__What is needed__. Write out precisely the lines beginning with the line that contains "Give me a plain-text" and ending with the last line of the entries, and no other lines.

(Extracted records)
□ □ □ □ □

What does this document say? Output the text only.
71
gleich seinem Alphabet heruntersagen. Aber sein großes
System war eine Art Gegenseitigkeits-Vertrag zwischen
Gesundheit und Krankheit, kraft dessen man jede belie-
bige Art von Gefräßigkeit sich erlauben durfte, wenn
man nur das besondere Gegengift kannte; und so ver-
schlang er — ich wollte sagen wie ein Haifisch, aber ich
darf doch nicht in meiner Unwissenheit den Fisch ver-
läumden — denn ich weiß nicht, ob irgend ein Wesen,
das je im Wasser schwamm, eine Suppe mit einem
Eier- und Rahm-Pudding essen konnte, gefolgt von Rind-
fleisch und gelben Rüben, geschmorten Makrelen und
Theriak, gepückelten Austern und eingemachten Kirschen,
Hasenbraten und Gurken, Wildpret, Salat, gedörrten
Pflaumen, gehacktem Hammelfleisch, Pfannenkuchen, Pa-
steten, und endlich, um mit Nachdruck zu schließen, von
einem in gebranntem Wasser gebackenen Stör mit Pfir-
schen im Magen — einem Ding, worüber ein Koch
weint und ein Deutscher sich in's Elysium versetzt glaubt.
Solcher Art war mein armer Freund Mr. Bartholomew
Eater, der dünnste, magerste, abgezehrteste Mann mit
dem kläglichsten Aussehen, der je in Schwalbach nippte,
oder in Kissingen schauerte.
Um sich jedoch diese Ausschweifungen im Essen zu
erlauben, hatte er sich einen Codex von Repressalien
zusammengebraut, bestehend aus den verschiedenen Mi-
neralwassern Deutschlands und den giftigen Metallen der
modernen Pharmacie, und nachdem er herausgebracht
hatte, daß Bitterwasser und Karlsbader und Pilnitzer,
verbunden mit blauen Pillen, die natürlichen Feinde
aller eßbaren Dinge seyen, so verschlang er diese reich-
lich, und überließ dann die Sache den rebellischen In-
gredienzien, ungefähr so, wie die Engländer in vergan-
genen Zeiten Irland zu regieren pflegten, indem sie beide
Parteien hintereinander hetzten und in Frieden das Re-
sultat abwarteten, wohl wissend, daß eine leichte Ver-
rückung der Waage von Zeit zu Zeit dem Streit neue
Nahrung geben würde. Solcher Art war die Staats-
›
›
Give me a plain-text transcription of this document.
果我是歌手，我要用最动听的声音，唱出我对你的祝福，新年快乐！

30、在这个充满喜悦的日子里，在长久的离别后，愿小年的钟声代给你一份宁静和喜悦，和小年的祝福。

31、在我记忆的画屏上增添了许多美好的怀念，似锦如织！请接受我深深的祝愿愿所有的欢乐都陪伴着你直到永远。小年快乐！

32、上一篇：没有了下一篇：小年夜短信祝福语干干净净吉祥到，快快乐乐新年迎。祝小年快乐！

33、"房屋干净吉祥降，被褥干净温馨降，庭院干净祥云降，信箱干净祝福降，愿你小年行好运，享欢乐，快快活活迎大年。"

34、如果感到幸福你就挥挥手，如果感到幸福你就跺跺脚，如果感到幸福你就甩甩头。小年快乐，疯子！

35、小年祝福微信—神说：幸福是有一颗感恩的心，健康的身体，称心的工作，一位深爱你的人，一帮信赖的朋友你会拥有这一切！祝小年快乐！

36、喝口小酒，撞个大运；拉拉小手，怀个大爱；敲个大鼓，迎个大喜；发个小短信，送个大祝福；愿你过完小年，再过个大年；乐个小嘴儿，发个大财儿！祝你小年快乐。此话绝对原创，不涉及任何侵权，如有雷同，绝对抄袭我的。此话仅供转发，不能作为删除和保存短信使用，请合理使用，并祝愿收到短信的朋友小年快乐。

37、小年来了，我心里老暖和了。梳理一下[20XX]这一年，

□ □ □ □ □

__Solution to the exercise__.
Give me a plain-text transcription of this document.
果我是歌手，我要用最动听的声音，唱出我对你的祝福，新年快乐！

30、在这个充满喜悦的日子里，在长久的离别后，愿小年的钟声代给你一份宁静和喜悦，和小年的祝福。

31、在我记忆的画屏上增添了许多美好的怀念，似锦如织！请接受我深深的祝愿愿所有的欢乐都陪伴着你直到永远。小年快乐！

32、上一篇：没有了下一篇：小年夜短信祝福语干干净净吉祥到，快快乐乐新年迎。祝小年快乐！

33、"房屋干净吉祥降，被褥干净温馨降，庭院干净祥云降，信箱干净祝福降，愿你小年行好运，享欢乐，快快活活迎大年。"

34、如果感到幸福你就挥挥手，如果感到幸福你就跺跺脚，如果感到幸福你就甩甩头。小年快乐，疯子！

35、小年祝福微信—神说：幸福是有一颗感恩的心，健康的身体，称心的工作，一位深爱你的人，一帮信赖的朋友你会拥有这一切！祝小年快乐！

36、喝口小酒，撞个大运；拉拉小手，怀个大爱；敲个大鼓，迎个大喜；发个小短信，送个大祝福；愿你过完小年，再过个大年；乐个小嘴儿，发个大财儿！祝你小年快乐。此话绝对原创，不涉及任何侵权，如有雷同，绝对抄袭我的。此话仅供转发，不能作为删除和保存短信使用，请合理使用，并祝愿收到短信的朋友小年快乐。

37、小年来了，我心里老暖和了。梳理一下[20XX]这一年，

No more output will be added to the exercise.